>> START
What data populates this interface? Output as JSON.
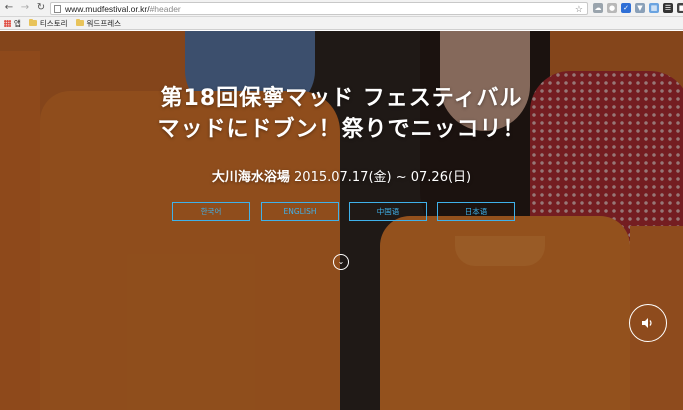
{
  "browser": {
    "url_host": "www.mudfestival.or.kr/",
    "url_hash": "#header",
    "bookmarks": [
      {
        "label": "앱",
        "icon": "apps-grid-icon"
      },
      {
        "label": "티스토리",
        "icon": "folder-icon"
      },
      {
        "label": "워드프레스",
        "icon": "folder-icon"
      }
    ]
  },
  "hero": {
    "title_line1": "第18回保寧マッド フェスティバル",
    "title_line2": "マッドにドブン！祭りでニッコリ！",
    "venue": "大川海水浴場",
    "dates": " 2015.07.17(金) ~ 07.26(日)",
    "languages": [
      "한국어",
      "ENGLISH",
      "中国语",
      "日本语"
    ],
    "scroll_icon": "chevron-down-circle-icon",
    "sound_icon": "volume-icon"
  },
  "colors": {
    "accent": "#3fb1ea",
    "shirt_orange": "#df7b2d"
  }
}
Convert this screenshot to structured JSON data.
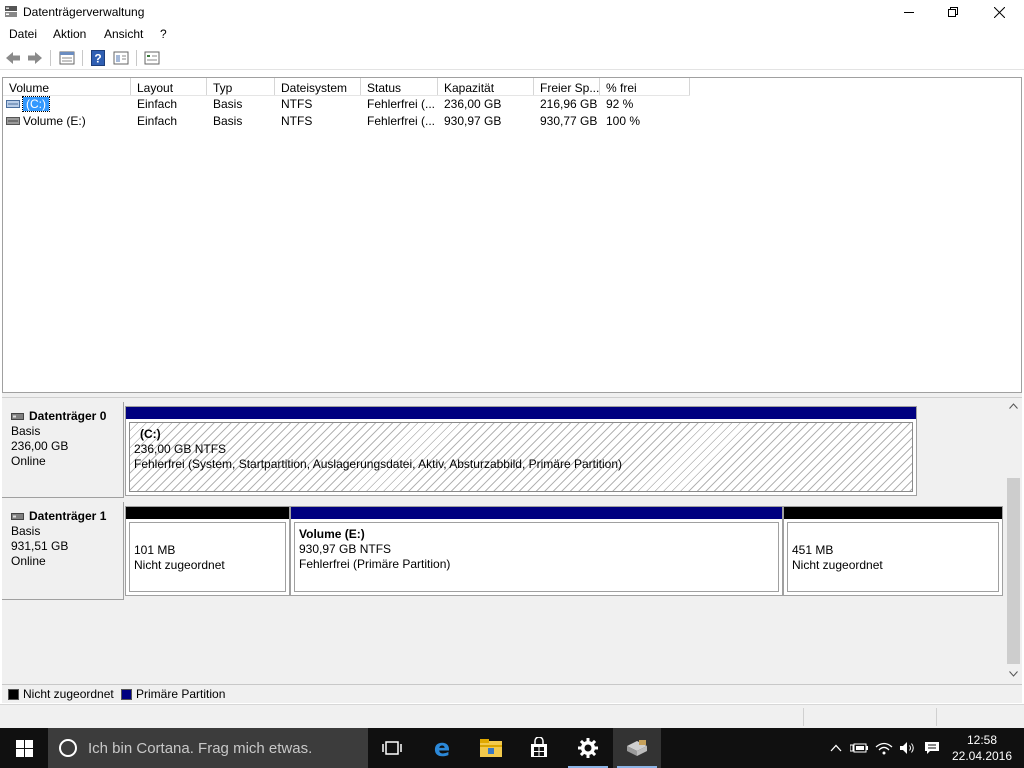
{
  "window": {
    "title": "Datenträgerverwaltung"
  },
  "menu": [
    "Datei",
    "Aktion",
    "Ansicht",
    "?"
  ],
  "toolbar": [
    "back-icon",
    "forward-icon",
    "list-view-icon",
    "help-icon",
    "properties-icon",
    "settings-icon"
  ],
  "volume_table": {
    "columns": [
      "Volume",
      "Layout",
      "Typ",
      "Dateisystem",
      "Status",
      "Kapazität",
      "Freier Sp...",
      "% frei"
    ],
    "rows": [
      {
        "volume": "(C:)",
        "layout": "Einfach",
        "typ": "Basis",
        "fs": "NTFS",
        "status": "Fehlerfrei (...",
        "capacity": "236,00 GB",
        "free": "216,96 GB",
        "pct": "92 %",
        "selected": true
      },
      {
        "volume": "Volume (E:)",
        "layout": "Einfach",
        "typ": "Basis",
        "fs": "NTFS",
        "status": "Fehlerfrei (...",
        "capacity": "930,97 GB",
        "free": "930,77 GB",
        "pct": "100 %",
        "selected": false
      }
    ]
  },
  "disks": [
    {
      "name": "Datenträger 0",
      "type": "Basis",
      "size": "236,00 GB",
      "state": "Online",
      "partitions": [
        {
          "title": "(C:)",
          "size": "236,00 GB NTFS",
          "status": "Fehlerfrei (System, Startpartition, Auslagerungsdatei, Aktiv, Absturzabbild, Primäre Partition)",
          "kind": "primary",
          "selected": true
        }
      ]
    },
    {
      "name": "Datenträger 1",
      "type": "Basis",
      "size": "931,51 GB",
      "state": "Online",
      "partitions": [
        {
          "title": "",
          "size": "101 MB",
          "status": "Nicht zugeordnet",
          "kind": "unallocated"
        },
        {
          "title": "Volume  (E:)",
          "size": "930,97 GB NTFS",
          "status": "Fehlerfrei (Primäre Partition)",
          "kind": "primary"
        },
        {
          "title": "",
          "size": "451 MB",
          "status": "Nicht zugeordnet",
          "kind": "unallocated"
        }
      ]
    }
  ],
  "legend": [
    {
      "label": "Nicht zugeordnet",
      "color": "#000000"
    },
    {
      "label": "Primäre Partition",
      "color": "#000080"
    }
  ],
  "taskbar": {
    "search_placeholder": "Ich bin Cortana. Frag mich etwas.",
    "apps": [
      "task-view-icon",
      "edge-icon",
      "file-explorer-icon",
      "store-icon",
      "settings-icon",
      "disk-management-icon"
    ],
    "time": "12:58",
    "date": "22.04.2016"
  },
  "colors": {
    "primary_partition": "#000080",
    "unallocated": "#000000",
    "selection": "#3399ff"
  }
}
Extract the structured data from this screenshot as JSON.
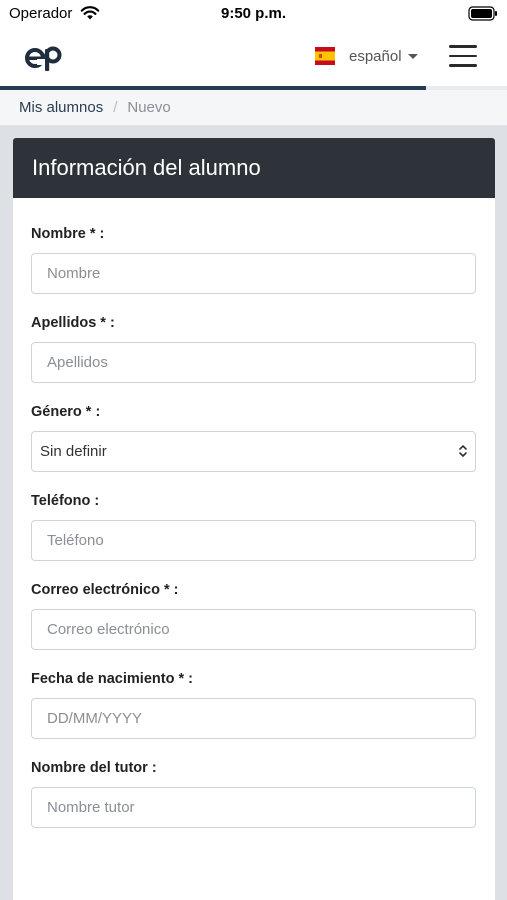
{
  "status_bar": {
    "carrier": "Operador",
    "time": "9:50 p.m."
  },
  "navbar": {
    "logo_text": "eP",
    "language": "español",
    "progress": 0.84
  },
  "breadcrumb": {
    "items": [
      "Mis alumnos",
      "Nuevo"
    ],
    "separator": "/"
  },
  "card": {
    "title": "Información del alumno",
    "fields": [
      {
        "label": "Nombre * :",
        "placeholder": "Nombre"
      },
      {
        "label": "Apellidos * :",
        "placeholder": "Apellidos"
      },
      {
        "label": "Género * :",
        "selected": "Sin definir"
      },
      {
        "label": "Teléfono :",
        "placeholder": "Teléfono"
      },
      {
        "label": "Correo electrónico * :",
        "placeholder": "Correo electrónico"
      },
      {
        "label": "Fecha de nacimiento * :",
        "placeholder": "DD/MM/YYYY"
      },
      {
        "label": "Nombre del tutor :",
        "placeholder": "Nombre tutor"
      }
    ]
  },
  "colors": {
    "header_bg": "#2e3339",
    "accent": "#243a55",
    "page_bg": "#dde1e6"
  }
}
>> END
■ **Exercise directions**
Repeat the records above verbatim, with no pictures in the result.

■ **Task output**
What data populates this interface? Output as JSON.
{
  "browser": {
    "url_host": "www.mudfestival.or.kr/",
    "url_hash": "#header",
    "bookmarks": [
      {
        "label": "앱",
        "icon": "apps-grid-icon"
      },
      {
        "label": "티스토리",
        "icon": "folder-icon"
      },
      {
        "label": "워드프레스",
        "icon": "folder-icon"
      }
    ]
  },
  "hero": {
    "title_line1": "第18回保寧マッド フェスティバル",
    "title_line2": "マッドにドブン！祭りでニッコリ！",
    "venue": "大川海水浴場",
    "dates": " 2015.07.17(金) ~ 07.26(日)",
    "languages": [
      "한국어",
      "ENGLISH",
      "中国语",
      "日本语"
    ],
    "scroll_icon": "chevron-down-circle-icon",
    "sound_icon": "volume-icon"
  },
  "colors": {
    "accent": "#3fb1ea",
    "shirt_orange": "#df7b2d"
  }
}
Convert this screenshot to structured JSON data.
{
  "window": {
    "title": "Datenträgerverwaltung"
  },
  "menu": [
    "Datei",
    "Aktion",
    "Ansicht",
    "?"
  ],
  "toolbar": [
    "back-icon",
    "forward-icon",
    "list-view-icon",
    "help-icon",
    "properties-icon",
    "settings-icon"
  ],
  "volume_table": {
    "columns": [
      "Volume",
      "Layout",
      "Typ",
      "Dateisystem",
      "Status",
      "Kapazität",
      "Freier Sp...",
      "% frei"
    ],
    "rows": [
      {
        "volume": "(C:)",
        "layout": "Einfach",
        "typ": "Basis",
        "fs": "NTFS",
        "status": "Fehlerfrei (...",
        "capacity": "236,00 GB",
        "free": "216,96 GB",
        "pct": "92 %",
        "selected": true
      },
      {
        "volume": "Volume (E:)",
        "layout": "Einfach",
        "typ": "Basis",
        "fs": "NTFS",
        "status": "Fehlerfrei (...",
        "capacity": "930,97 GB",
        "free": "930,77 GB",
        "pct": "100 %",
        "selected": false
      }
    ]
  },
  "disks": [
    {
      "name": "Datenträger 0",
      "type": "Basis",
      "size": "236,00 GB",
      "state": "Online",
      "partitions": [
        {
          "title": "(C:)",
          "size": "236,00 GB NTFS",
          "status": "Fehlerfrei (System, Startpartition, Auslagerungsdatei, Aktiv, Absturzabbild, Primäre Partition)",
          "kind": "primary",
          "selected": true
        }
      ]
    },
    {
      "name": "Datenträger 1",
      "type": "Basis",
      "size": "931,51 GB",
      "state": "Online",
      "partitions": [
        {
          "title": "",
          "size": "101 MB",
          "status": "Nicht zugeordnet",
          "kind": "unallocated"
        },
        {
          "title": "Volume  (E:)",
          "size": "930,97 GB NTFS",
          "status": "Fehlerfrei (Primäre Partition)",
          "kind": "primary"
        },
        {
          "title": "",
          "size": "451 MB",
          "status": "Nicht zugeordnet",
          "kind": "unallocated"
        }
      ]
    }
  ],
  "legend": [
    {
      "label": "Nicht zugeordnet",
      "color": "#000000"
    },
    {
      "label": "Primäre Partition",
      "color": "#000080"
    }
  ],
  "taskbar": {
    "search_placeholder": "Ich bin Cortana. Frag mich etwas.",
    "apps": [
      "task-view-icon",
      "edge-icon",
      "file-explorer-icon",
      "store-icon",
      "settings-icon",
      "disk-management-icon"
    ],
    "time": "12:58",
    "date": "22.04.2016"
  },
  "colors": {
    "primary_partition": "#000080",
    "unallocated": "#000000",
    "selection": "#3399ff"
  }
}
Extract the structured data from this screenshot as JSON.
{
  "status_bar": {
    "carrier": "Operador",
    "time": "9:50 p.m."
  },
  "navbar": {
    "logo_text": "eP",
    "language": "español",
    "progress": 0.84
  },
  "breadcrumb": {
    "items": [
      "Mis alumnos",
      "Nuevo"
    ],
    "separator": "/"
  },
  "card": {
    "title": "Información del alumno",
    "fields": [
      {
        "label": "Nombre * :",
        "placeholder": "Nombre"
      },
      {
        "label": "Apellidos * :",
        "placeholder": "Apellidos"
      },
      {
        "label": "Género * :",
        "selected": "Sin definir"
      },
      {
        "label": "Teléfono :",
        "placeholder": "Teléfono"
      },
      {
        "label": "Correo electrónico * :",
        "placeholder": "Correo electrónico"
      },
      {
        "label": "Fecha de nacimiento * :",
        "placeholder": "DD/MM/YYYY"
      },
      {
        "label": "Nombre del tutor :",
        "placeholder": "Nombre tutor"
      }
    ]
  },
  "colors": {
    "header_bg": "#2e3339",
    "accent": "#243a55",
    "page_bg": "#dde1e6"
  }
}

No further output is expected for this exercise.